>>>
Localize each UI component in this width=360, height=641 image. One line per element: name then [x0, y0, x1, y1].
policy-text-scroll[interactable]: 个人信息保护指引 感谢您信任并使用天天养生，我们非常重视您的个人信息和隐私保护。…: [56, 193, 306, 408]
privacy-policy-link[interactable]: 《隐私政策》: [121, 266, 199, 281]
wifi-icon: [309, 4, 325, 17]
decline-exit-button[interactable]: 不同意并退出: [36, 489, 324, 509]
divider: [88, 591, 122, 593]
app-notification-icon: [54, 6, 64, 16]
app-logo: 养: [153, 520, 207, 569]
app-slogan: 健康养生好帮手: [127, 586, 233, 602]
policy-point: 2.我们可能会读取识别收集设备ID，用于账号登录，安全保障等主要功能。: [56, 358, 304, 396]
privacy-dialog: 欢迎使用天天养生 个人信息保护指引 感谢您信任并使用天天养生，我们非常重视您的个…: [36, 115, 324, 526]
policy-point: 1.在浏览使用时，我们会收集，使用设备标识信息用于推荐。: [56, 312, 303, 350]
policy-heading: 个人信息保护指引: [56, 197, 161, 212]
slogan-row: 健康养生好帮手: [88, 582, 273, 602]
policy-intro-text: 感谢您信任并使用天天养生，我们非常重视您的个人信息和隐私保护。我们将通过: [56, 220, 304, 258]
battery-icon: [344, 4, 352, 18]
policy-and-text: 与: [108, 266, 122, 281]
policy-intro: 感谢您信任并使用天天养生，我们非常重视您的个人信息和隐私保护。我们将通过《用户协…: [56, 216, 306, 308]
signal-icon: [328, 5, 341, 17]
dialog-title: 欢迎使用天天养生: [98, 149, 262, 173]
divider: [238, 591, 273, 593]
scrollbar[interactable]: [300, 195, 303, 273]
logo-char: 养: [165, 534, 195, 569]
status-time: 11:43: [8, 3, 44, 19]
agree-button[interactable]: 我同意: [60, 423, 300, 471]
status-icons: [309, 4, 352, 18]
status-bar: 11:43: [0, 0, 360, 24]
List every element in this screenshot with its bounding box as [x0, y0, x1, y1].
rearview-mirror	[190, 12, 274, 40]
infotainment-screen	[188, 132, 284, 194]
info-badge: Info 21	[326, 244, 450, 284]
<<<
▶ **Exercise description**
Render every line of the material above as a JSON list of strings, one string per line, leaving out blank lines.

▶ **Correct result**
[
  "Localize each UI component in this width=360, height=641 image. One line per element: name then [x0, y0, x1, y1].",
  "policy-text-scroll[interactable]: 个人信息保护指引 感谢您信任并使用天天养生，我们非常重视您的个人信息和隐私保护。…: [56, 193, 306, 408]",
  "privacy-policy-link[interactable]: 《隐私政策》: [121, 266, 199, 281]",
  "wifi-icon: [309, 4, 325, 17]",
  "decline-exit-button[interactable]: 不同意并退出: [36, 489, 324, 509]",
  "divider: [88, 591, 122, 593]",
  "app-notification-icon: [54, 6, 64, 16]",
  "app-logo: 养: [153, 520, 207, 569]",
  "app-slogan: 健康养生好帮手: [127, 586, 233, 602]",
  "policy-point: 2.我们可能会读取识别收集设备ID，用于账号登录，安全保障等主要功能。: [56, 358, 304, 396]",
  "privacy-dialog: 欢迎使用天天养生 个人信息保护指引 感谢您信任并使用天天养生，我们非常重视您的个…: [36, 115, 324, 526]",
  "policy-point: 1.在浏览使用时，我们会收集，使用设备标识信息用于推荐。: [56, 312, 303, 350]",
  "policy-heading: 个人信息保护指引: [56, 197, 161, 212]",
  "slogan-row: 健康养生好帮手: [88, 582, 273, 602]",
  "policy-intro-text: 感谢您信任并使用天天养生，我们非常重视您的个人信息和隐私保护。我们将通过: [56, 220, 304, 258]",
  "battery-icon: [344, 4, 352, 18]",
  "policy-and-text: 与: [108, 266, 122, 281]",
  "policy-intro: 感谢您信任并使用天天养生，我们非常重视您的个人信息和隐私保护。我们将通过《用户协…: [56, 216, 306, 308]",
  "signal-icon: [328, 5, 341, 17]",
  "dialog-title: 欢迎使用天天养生: [98, 149, 262, 173]",
  "divider: [238, 591, 273, 593]",
  "scrollbar[interactable]: [300, 195, 303, 273]",
  "logo-char: 养: [165, 534, 195, 569]",
  "status-time: 11:43: [8, 3, 44, 19]",
  "agree-button[interactable]: 我同意: [60, 423, 300, 471]",
  "status-icons: [309, 4, 352, 18]",
  "status-bar: 11:43: [0, 0, 360, 24]",
  "List every element in this screenshot with its bounding box as [x0, y0, x1, y1].",
  "rearview-mirror\t[190, 12, 274, 40]",
  "infotainment-screen\t[188, 132, 284, 194]",
  "info-badge: Info 21\t[326, 244, 450, 284]"
]